(Dataset items)
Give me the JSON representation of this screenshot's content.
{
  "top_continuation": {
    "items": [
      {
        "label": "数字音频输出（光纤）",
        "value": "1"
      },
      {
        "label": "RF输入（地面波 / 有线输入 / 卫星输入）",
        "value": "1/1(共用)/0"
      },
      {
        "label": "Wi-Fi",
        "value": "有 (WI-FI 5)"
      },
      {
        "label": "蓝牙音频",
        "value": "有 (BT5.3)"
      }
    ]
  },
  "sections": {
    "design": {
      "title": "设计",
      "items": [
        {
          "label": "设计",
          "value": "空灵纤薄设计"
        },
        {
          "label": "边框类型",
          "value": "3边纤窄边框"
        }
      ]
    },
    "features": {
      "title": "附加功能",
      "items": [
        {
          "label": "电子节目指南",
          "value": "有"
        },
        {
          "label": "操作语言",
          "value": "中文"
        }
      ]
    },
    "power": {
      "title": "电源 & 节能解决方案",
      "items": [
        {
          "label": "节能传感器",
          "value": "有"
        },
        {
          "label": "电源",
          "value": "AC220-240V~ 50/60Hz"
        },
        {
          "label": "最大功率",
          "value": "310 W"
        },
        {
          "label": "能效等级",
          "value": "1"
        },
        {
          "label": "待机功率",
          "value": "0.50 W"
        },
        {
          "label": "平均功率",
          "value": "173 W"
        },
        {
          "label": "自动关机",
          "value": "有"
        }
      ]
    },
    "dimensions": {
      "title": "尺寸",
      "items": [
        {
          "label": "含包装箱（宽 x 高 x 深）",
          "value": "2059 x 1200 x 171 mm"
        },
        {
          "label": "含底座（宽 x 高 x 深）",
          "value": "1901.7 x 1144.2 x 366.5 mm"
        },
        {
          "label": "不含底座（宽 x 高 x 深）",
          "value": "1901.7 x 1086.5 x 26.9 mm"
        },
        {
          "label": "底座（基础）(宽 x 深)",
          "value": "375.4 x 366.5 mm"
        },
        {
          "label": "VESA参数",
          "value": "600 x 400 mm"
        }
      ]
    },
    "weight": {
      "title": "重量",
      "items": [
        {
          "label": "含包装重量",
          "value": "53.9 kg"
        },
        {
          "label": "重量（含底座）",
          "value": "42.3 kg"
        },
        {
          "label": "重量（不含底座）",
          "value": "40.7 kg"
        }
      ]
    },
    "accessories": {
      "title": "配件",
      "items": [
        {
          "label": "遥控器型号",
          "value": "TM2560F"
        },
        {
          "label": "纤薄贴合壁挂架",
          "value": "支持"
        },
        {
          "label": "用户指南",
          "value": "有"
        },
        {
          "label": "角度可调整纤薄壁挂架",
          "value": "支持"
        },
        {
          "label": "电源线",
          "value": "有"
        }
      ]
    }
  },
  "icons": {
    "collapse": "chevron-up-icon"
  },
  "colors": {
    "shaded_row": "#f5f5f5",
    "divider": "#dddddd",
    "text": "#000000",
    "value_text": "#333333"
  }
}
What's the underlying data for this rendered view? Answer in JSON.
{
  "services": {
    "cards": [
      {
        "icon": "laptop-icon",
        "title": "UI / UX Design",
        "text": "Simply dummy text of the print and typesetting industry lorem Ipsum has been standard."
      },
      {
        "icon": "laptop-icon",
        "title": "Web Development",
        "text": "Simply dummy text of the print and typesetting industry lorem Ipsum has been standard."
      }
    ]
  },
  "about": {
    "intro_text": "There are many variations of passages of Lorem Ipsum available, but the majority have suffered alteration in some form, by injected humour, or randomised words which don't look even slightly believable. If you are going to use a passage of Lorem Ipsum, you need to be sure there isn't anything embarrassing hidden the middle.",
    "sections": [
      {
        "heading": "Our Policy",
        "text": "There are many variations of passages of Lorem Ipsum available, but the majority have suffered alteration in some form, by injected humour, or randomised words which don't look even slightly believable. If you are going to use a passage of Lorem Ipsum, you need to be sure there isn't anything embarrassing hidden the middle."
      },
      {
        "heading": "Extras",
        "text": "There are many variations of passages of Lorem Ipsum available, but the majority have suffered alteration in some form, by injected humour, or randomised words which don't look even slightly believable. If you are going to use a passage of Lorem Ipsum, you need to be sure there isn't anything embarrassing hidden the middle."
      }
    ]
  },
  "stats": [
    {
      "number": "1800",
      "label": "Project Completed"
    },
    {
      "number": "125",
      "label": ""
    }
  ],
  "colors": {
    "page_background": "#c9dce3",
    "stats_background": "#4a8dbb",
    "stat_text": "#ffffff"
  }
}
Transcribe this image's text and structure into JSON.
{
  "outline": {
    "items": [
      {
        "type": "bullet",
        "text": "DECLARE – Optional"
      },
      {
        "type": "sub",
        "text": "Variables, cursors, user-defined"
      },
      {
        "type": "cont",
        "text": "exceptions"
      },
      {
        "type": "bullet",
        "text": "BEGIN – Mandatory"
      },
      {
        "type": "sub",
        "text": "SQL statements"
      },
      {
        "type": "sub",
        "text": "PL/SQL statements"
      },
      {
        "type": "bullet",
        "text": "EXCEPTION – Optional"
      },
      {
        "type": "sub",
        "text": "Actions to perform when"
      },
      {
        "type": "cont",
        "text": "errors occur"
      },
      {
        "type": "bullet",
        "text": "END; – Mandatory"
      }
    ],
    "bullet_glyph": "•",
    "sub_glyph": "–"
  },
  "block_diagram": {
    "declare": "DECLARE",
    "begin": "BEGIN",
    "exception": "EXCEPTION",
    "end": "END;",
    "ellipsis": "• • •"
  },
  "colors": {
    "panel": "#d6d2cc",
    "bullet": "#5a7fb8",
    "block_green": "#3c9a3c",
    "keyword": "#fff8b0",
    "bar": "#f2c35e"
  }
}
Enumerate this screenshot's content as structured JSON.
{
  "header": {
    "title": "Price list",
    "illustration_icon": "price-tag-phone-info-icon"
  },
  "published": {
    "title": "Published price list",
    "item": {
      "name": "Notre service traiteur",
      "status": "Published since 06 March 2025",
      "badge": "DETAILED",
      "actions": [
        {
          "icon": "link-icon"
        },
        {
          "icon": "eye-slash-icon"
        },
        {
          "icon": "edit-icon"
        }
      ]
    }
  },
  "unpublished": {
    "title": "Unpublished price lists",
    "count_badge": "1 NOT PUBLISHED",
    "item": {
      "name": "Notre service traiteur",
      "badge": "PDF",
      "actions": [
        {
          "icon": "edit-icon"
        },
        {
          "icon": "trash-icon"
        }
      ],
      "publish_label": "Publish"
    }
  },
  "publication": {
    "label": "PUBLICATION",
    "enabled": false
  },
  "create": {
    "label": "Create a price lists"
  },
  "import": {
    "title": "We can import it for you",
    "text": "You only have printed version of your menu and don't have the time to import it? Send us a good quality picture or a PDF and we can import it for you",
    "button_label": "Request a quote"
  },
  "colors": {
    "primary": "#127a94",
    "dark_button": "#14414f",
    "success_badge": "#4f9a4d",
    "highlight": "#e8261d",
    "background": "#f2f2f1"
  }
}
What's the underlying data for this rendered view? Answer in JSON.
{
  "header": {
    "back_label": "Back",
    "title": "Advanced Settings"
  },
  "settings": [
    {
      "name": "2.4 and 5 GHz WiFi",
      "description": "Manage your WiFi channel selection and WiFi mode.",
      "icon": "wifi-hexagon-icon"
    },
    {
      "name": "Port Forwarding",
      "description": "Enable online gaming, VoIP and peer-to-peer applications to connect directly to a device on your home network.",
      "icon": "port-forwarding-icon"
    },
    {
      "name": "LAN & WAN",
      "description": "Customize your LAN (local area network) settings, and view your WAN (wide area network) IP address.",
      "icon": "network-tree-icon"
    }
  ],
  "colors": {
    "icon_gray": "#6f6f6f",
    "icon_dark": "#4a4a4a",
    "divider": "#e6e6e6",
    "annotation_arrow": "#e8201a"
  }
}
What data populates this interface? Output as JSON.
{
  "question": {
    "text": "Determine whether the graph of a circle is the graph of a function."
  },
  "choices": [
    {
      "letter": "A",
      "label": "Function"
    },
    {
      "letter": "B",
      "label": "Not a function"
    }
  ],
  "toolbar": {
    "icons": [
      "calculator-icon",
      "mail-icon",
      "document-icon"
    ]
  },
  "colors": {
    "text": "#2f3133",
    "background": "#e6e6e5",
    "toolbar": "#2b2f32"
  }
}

• [What the task requires] Print nothing but the lines from the line with "What data populates" to the last line of the records above. Both of those lines count.

• [Task response]
What data populates this interface? Output as JSON.
{
  "question": {
    "text": "Determine whether the graph of a circle is the graph of a function."
  },
  "choices": [
    {
      "letter": "A",
      "label": "Function"
    },
    {
      "letter": "B",
      "label": "Not a function"
    }
  ],
  "toolbar": {
    "icons": [
      "calculator-icon",
      "mail-icon",
      "document-icon"
    ]
  },
  "colors": {
    "text": "#2f3133",
    "background": "#e6e6e5",
    "toolbar": "#2b2f32"
  }
}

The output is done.